[START OF Data shown]
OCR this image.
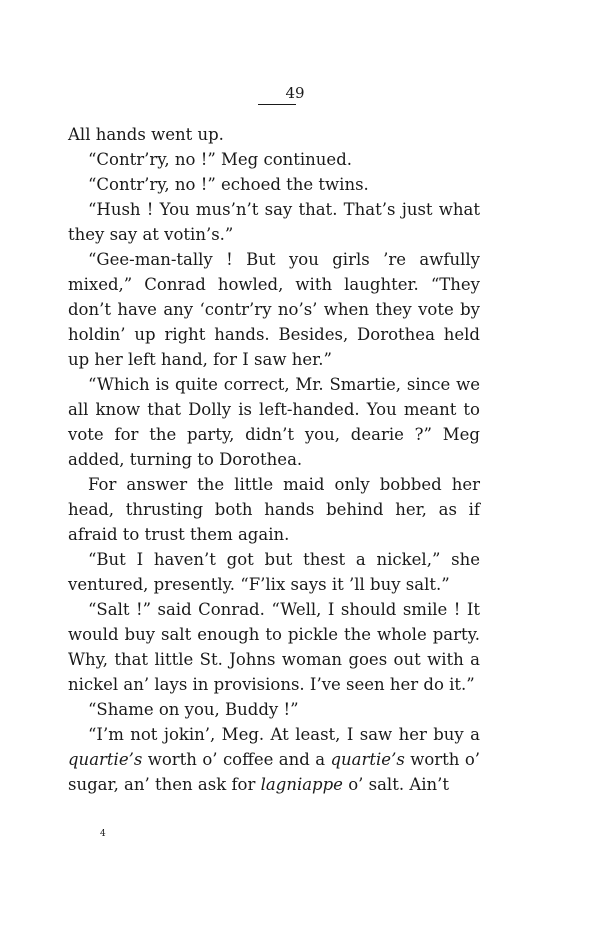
49

All hands went up.

“Contr’ry, no !” Meg continued.

“Contr’ry, no !” echoed the twins.

“Hush ! You mus’n’t say that. That’s just what they say at votin’s.”

“Gee-man-tally ! But you girls ’re awfully mixed,” Conrad howled, with laughter. “They don’t have any ‘contr’ry no’s’ when they vote by holdin’ up right hands. Besides, Dorothea held up her left hand, for I saw her.”

“Which is quite correct, Mr. Smartie, since we all know that Dolly is left-handed. You meant to vote for the party, didn’t you, dearie ?” Meg added, turning to Dorothea.

For answer the little maid only bobbed her head, thrusting both hands behind her, as if afraid to trust them again.

“But I haven’t got but thest a nickel,” she ventured, presently. “F’lix says it ’ll buy salt.”

“Salt !” said Conrad. “Well, I should smile ! It would buy salt enough to pickle the whole party. Why, that little St. Johns woman goes out with a nickel an’ lays in provisions. I’ve seen her do it.”

“Shame on you, Buddy !”

“I’m not jokin’, Meg. At least, I saw her buy a quartie’s worth o’ coffee and a quartie’s worth o’ sugar, an’ then ask for lagniappe o’ salt. Ain’t

4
[END OF Data shown]
## [Exercise directions]
Out of the preceding entries, pull every line containing the string "Conrad".

## [Complete response]
“Gee-man-tally ! But you girls ’re awfully mixed,” Conrad howled, with laughter. “They don’t have any ‘contr’ry no’s’ when they vote by holdin’ up right hands. Besides, Dorothea held up her left hand, for I saw her.”
“Salt !” said Conrad. “Well, I should smile ! It would buy salt enough to pickle the whole party. Why, that little St. Johns woman goes out with a nickel an’ lays in provisions. I’ve seen her do it.”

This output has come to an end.